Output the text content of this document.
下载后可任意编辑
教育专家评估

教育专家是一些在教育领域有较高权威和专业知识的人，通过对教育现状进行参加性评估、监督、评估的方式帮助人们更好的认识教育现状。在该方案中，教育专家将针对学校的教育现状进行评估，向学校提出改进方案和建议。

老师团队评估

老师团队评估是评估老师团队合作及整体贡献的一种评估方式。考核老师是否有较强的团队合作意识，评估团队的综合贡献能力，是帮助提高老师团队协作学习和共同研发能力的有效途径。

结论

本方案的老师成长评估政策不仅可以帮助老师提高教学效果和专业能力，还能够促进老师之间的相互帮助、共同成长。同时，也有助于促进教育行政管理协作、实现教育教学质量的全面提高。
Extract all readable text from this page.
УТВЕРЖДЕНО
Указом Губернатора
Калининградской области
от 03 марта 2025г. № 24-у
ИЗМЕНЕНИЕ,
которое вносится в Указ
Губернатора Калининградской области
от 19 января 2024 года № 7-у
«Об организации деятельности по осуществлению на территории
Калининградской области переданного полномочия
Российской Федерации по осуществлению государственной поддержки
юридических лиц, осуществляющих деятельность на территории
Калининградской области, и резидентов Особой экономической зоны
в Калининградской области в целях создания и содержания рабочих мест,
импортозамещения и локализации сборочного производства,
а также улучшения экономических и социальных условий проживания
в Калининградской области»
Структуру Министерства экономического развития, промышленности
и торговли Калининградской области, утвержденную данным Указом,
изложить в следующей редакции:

YOUR OBJECTIVE => Give the data again, exactly as it stands.

COMPLETED TASK =>
Output the text content of this document.
下载后可任意编辑
教育专家评估

教育专家是一些在教育领域有较高权威和专业知识的人，通过对教育现状进行参加性评估、监督、评估的方式帮助人们更好的认识教育现状。在该方案中，教育专家将针对学校的教育现状进行评估，向学校提出改进方案和建议。

老师团队评估

老师团队评估是评估老师团队合作及整体贡献的一种评估方式。考核老师是否有较强的团队合作意识，评估团队的综合贡献能力，是帮助提高老师团队协作学习和共同研发能力的有效途径。

结论

本方案的老师成长评估政策不仅可以帮助老师提高教学效果和专业能力，还能够促进老师之间的相互帮助、共同成长。同时，也有助于促进教育行政管理协作、实现教育教学质量的全面提高。
Extract all readable text from this page.
УТВЕРЖДЕНО
Указом Губернатора
Калининградской области
от 03 марта 2025г. № 24-у
ИЗМЕНЕНИЕ,
которое вносится в Указ
Губернатора Калининградской области
от 19 января 2024 года № 7-у
«Об организации деятельности по осуществлению на территории
Калининградской области переданного полномочия
Российской Федерации по осуществлению государственной поддержки
юридических лиц, осуществляющих деятельность на территории
Калининградской области, и резидентов Особой экономической зоны
в Калининградской области в целях создания и содержания рабочих мест,
импортозамещения и локализации сборочного производства,
а также улучшения экономических и социальных условий проживания
в Калининградской области»
Структуру Министерства экономического развития, промышленности
и торговли Калининградской области, утвержденную данным Указом,
изложить в следующей редакции:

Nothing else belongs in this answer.